§ Chart and figure data
+++++
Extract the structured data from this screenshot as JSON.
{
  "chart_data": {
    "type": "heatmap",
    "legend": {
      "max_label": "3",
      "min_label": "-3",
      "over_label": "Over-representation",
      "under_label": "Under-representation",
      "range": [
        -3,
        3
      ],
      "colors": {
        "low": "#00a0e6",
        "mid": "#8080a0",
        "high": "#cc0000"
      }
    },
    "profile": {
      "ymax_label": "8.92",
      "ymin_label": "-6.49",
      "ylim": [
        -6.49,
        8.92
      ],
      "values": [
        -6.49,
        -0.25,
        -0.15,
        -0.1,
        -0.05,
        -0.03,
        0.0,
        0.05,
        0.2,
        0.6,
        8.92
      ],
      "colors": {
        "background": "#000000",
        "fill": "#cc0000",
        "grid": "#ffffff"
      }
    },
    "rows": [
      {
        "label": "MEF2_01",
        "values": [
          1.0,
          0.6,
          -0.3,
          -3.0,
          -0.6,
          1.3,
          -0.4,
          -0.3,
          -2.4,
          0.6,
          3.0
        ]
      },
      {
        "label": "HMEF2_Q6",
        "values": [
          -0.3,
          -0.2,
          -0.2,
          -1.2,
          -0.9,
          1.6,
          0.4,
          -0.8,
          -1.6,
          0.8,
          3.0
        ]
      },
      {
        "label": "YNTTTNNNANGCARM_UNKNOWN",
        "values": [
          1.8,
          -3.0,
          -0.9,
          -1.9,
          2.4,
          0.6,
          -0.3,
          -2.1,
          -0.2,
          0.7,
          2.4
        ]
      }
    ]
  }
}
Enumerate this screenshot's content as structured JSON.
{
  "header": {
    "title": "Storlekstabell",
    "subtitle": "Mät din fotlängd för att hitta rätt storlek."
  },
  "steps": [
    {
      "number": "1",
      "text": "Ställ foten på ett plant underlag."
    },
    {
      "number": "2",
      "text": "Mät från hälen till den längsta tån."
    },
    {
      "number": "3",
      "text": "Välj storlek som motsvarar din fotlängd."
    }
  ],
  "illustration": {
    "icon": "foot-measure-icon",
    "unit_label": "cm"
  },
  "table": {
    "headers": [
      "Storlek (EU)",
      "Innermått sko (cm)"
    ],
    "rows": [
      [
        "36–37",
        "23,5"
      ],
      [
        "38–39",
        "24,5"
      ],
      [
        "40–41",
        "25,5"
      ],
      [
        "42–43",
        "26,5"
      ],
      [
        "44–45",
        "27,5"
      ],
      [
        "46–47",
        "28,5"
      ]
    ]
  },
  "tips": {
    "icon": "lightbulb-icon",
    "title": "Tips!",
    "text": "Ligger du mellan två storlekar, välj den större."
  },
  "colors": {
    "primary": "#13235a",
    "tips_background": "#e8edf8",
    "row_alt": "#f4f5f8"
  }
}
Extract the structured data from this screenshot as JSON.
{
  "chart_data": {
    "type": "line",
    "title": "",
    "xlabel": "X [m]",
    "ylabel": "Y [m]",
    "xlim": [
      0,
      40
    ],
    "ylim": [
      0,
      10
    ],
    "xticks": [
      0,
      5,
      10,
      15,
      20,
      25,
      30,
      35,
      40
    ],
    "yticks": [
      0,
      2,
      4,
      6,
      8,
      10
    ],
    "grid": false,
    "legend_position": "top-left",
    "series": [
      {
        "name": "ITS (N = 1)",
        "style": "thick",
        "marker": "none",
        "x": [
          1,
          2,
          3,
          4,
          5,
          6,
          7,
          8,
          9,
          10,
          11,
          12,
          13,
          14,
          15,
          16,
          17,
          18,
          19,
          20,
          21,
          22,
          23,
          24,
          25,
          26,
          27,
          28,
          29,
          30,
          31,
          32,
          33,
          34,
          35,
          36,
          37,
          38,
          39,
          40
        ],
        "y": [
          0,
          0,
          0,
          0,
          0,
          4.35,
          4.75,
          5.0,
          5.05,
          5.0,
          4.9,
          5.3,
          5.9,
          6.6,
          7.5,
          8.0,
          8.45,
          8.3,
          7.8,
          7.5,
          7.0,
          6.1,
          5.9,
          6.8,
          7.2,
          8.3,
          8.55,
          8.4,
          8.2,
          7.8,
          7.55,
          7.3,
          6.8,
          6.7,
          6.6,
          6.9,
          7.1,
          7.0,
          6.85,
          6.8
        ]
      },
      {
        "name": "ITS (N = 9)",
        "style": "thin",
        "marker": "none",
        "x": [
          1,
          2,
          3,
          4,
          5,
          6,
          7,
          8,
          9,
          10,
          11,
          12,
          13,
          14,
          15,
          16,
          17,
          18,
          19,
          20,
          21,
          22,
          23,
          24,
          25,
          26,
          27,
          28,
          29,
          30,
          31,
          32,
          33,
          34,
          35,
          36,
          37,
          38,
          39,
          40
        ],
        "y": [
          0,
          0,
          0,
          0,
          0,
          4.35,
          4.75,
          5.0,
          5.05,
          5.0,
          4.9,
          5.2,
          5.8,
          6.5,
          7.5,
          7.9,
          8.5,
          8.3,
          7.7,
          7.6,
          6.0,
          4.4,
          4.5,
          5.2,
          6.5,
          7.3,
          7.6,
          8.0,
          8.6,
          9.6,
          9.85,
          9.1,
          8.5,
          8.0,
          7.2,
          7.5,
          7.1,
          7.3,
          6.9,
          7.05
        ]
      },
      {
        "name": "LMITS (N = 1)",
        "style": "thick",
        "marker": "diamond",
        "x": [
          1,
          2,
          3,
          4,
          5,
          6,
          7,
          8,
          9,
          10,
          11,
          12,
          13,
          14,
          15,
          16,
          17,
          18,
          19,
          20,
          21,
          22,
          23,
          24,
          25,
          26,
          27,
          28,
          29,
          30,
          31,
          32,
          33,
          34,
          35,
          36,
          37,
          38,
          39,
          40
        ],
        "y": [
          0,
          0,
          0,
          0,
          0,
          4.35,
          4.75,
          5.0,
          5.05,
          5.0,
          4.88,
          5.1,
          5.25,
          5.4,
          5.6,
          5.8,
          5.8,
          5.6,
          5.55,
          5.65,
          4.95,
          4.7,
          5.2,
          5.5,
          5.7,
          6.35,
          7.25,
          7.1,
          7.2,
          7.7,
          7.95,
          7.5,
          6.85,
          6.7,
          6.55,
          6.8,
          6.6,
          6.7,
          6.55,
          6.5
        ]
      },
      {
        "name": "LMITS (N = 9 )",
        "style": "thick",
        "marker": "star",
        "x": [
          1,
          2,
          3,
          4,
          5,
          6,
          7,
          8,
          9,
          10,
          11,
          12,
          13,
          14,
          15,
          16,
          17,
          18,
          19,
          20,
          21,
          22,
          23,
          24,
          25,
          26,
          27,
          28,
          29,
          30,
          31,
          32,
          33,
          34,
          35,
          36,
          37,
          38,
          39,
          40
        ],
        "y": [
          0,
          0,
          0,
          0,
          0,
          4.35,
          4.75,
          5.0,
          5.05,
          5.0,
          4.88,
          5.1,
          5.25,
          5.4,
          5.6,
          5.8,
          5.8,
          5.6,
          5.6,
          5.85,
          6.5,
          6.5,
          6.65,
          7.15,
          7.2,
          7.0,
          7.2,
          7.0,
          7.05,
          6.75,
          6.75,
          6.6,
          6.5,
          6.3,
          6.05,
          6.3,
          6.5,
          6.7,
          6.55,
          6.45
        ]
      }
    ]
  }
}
+++++
From the records above, extract every entry verbatim.

Extract the structured data from this screenshot as JSON.
{
  "chart_data": {
    "type": "heatmap",
    "legend": {
      "max_label": "3",
      "min_label": "-3",
      "over_label": "Over-representation",
      "under_label": "Under-representation",
      "range": [
        -3,
        3
      ],
      "colors": {
        "low": "#00a0e6",
        "mid": "#8080a0",
        "high": "#cc0000"
      }
    },
    "profile": {
      "ymax_label": "8.92",
      "ymin_label": "-6.49",
      "ylim": [
        -6.49,
        8.92
      ],
      "values": [
        -6.49,
        -0.25,
        -0.15,
        -0.1,
        -0.05,
        -0.03,
        0.0,
        0.05,
        0.2,
        0.6,
        8.92
      ],
      "colors": {
        "background": "#000000",
        "fill": "#cc0000",
        "grid": "#ffffff"
      }
    },
    "rows": [
      {
        "label": "MEF2_01",
        "values": [
          1.0,
          0.6,
          -0.3,
          -3.0,
          -0.6,
          1.3,
          -0.4,
          -0.3,
          -2.4,
          0.6,
          3.0
        ]
      },
      {
        "label": "HMEF2_Q6",
        "values": [
          -0.3,
          -0.2,
          -0.2,
          -1.2,
          -0.9,
          1.6,
          0.4,
          -0.8,
          -1.6,
          0.8,
          3.0
        ]
      },
      {
        "label": "YNTTTNNNANGCARM_UNKNOWN",
        "values": [
          1.8,
          -3.0,
          -0.9,
          -1.9,
          2.4,
          0.6,
          -0.3,
          -2.1,
          -0.2,
          0.7,
          2.4
        ]
      }
    ]
  }
}
Enumerate this screenshot's content as structured JSON.
{
  "header": {
    "title": "Storlekstabell",
    "subtitle": "Mät din fotlängd för att hitta rätt storlek."
  },
  "steps": [
    {
      "number": "1",
      "text": "Ställ foten på ett plant underlag."
    },
    {
      "number": "2",
      "text": "Mät från hälen till den längsta tån."
    },
    {
      "number": "3",
      "text": "Välj storlek som motsvarar din fotlängd."
    }
  ],
  "illustration": {
    "icon": "foot-measure-icon",
    "unit_label": "cm"
  },
  "table": {
    "headers": [
      "Storlek (EU)",
      "Innermått sko (cm)"
    ],
    "rows": [
      [
        "36–37",
        "23,5"
      ],
      [
        "38–39",
        "24,5"
      ],
      [
        "40–41",
        "25,5"
      ],
      [
        "42–43",
        "26,5"
      ],
      [
        "44–45",
        "27,5"
      ],
      [
        "46–47",
        "28,5"
      ]
    ]
  },
  "tips": {
    "icon": "lightbulb-icon",
    "title": "Tips!",
    "text": "Ligger du mellan två storlekar, välj den större."
  },
  "colors": {
    "primary": "#13235a",
    "tips_background": "#e8edf8",
    "row_alt": "#f4f5f8"
  }
}
Extract the structured data from this screenshot as JSON.
{
  "chart_data": {
    "type": "line",
    "title": "",
    "xlabel": "X [m]",
    "ylabel": "Y [m]",
    "xlim": [
      0,
      40
    ],
    "ylim": [
      0,
      10
    ],
    "xticks": [
      0,
      5,
      10,
      15,
      20,
      25,
      30,
      35,
      40
    ],
    "yticks": [
      0,
      2,
      4,
      6,
      8,
      10
    ],
    "grid": false,
    "legend_position": "top-left",
    "series": [
      {
        "name": "ITS (N = 1)",
        "style": "thick",
        "marker": "none",
        "x": [
          1,
          2,
          3,
          4,
          5,
          6,
          7,
          8,
          9,
          10,
          11,
          12,
          13,
          14,
          15,
          16,
          17,
          18,
          19,
          20,
          21,
          22,
          23,
          24,
          25,
          26,
          27,
          28,
          29,
          30,
          31,
          32,
          33,
          34,
          35,
          36,
          37,
          38,
          39,
          40
        ],
        "y": [
          0,
          0,
          0,
          0,
          0,
          4.35,
          4.75,
          5.0,
          5.05,
          5.0,
          4.9,
          5.3,
          5.9,
          6.6,
          7.5,
          8.0,
          8.45,
          8.3,
          7.8,
          7.5,
          7.0,
          6.1,
          5.9,
          6.8,
          7.2,
          8.3,
          8.55,
          8.4,
          8.2,
          7.8,
          7.55,
          7.3,
          6.8,
          6.7,
          6.6,
          6.9,
          7.1,
          7.0,
          6.85,
          6.8
        ]
      },
      {
        "name": "ITS (N = 9)",
        "style": "thin",
        "marker": "none",
        "x": [
          1,
          2,
          3,
          4,
          5,
          6,
          7,
          8,
          9,
          10,
          11,
          12,
          13,
          14,
          15,
          16,
          17,
          18,
          19,
          20,
          21,
          22,
          23,
          24,
          25,
          26,
          27,
          28,
          29,
          30,
          31,
          32,
          33,
          34,
          35,
          36,
          37,
          38,
          39,
          40
        ],
        "y": [
          0,
          0,
          0,
          0,
          0,
          4.35,
          4.75,
          5.0,
          5.05,
          5.0,
          4.9,
          5.2,
          5.8,
          6.5,
          7.5,
          7.9,
          8.5,
          8.3,
          7.7,
          7.6,
          6.0,
          4.4,
          4.5,
          5.2,
          6.5,
          7.3,
          7.6,
          8.0,
          8.6,
          9.6,
          9.85,
          9.1,
          8.5,
          8.0,
          7.2,
          7.5,
          7.1,
          7.3,
          6.9,
          7.05
        ]
      },
      {
        "name": "LMITS (N = 1)",
        "style": "thick",
        "marker": "diamond",
        "x": [
          1,
          2,
          3,
          4,
          5,
          6,
          7,
          8,
          9,
          10,
          11,
          12,
          13,
          14,
          15,
          16,
          17,
          18,
          19,
          20,
          21,
          22,
          23,
          24,
          25,
          26,
          27,
          28,
          29,
          30,
          31,
          32,
          33,
          34,
          35,
          36,
          37,
          38,
          39,
          40
        ],
        "y": [
          0,
          0,
          0,
          0,
          0,
          4.35,
          4.75,
          5.0,
          5.05,
          5.0,
          4.88,
          5.1,
          5.25,
          5.4,
          5.6,
          5.8,
          5.8,
          5.6,
          5.55,
          5.65,
          4.95,
          4.7,
          5.2,
          5.5,
          5.7,
          6.35,
          7.25,
          7.1,
          7.2,
          7.7,
          7.95,
          7.5,
          6.85,
          6.7,
          6.55,
          6.8,
          6.6,
          6.7,
          6.55,
          6.5
        ]
      },
      {
        "name": "LMITS (N = 9 )",
        "style": "thick",
        "marker": "star",
        "x": [
          1,
          2,
          3,
          4,
          5,
          6,
          7,
          8,
          9,
          10,
          11,
          12,
          13,
          14,
          15,
          16,
          17,
          18,
          19,
          20,
          21,
          22,
          23,
          24,
          25,
          26,
          27,
          28,
          29,
          30,
          31,
          32,
          33,
          34,
          35,
          36,
          37,
          38,
          39,
          40
        ],
        "y": [
          0,
          0,
          0,
          0,
          0,
          4.35,
          4.75,
          5.0,
          5.05,
          5.0,
          4.88,
          5.1,
          5.25,
          5.4,
          5.6,
          5.8,
          5.8,
          5.6,
          5.6,
          5.85,
          6.5,
          6.5,
          6.65,
          7.15,
          7.2,
          7.0,
          7.2,
          7.0,
          7.05,
          6.75,
          6.75,
          6.6,
          6.5,
          6.3,
          6.05,
          6.3,
          6.5,
          6.7,
          6.55,
          6.45
        ]
      }
    ]
  }
}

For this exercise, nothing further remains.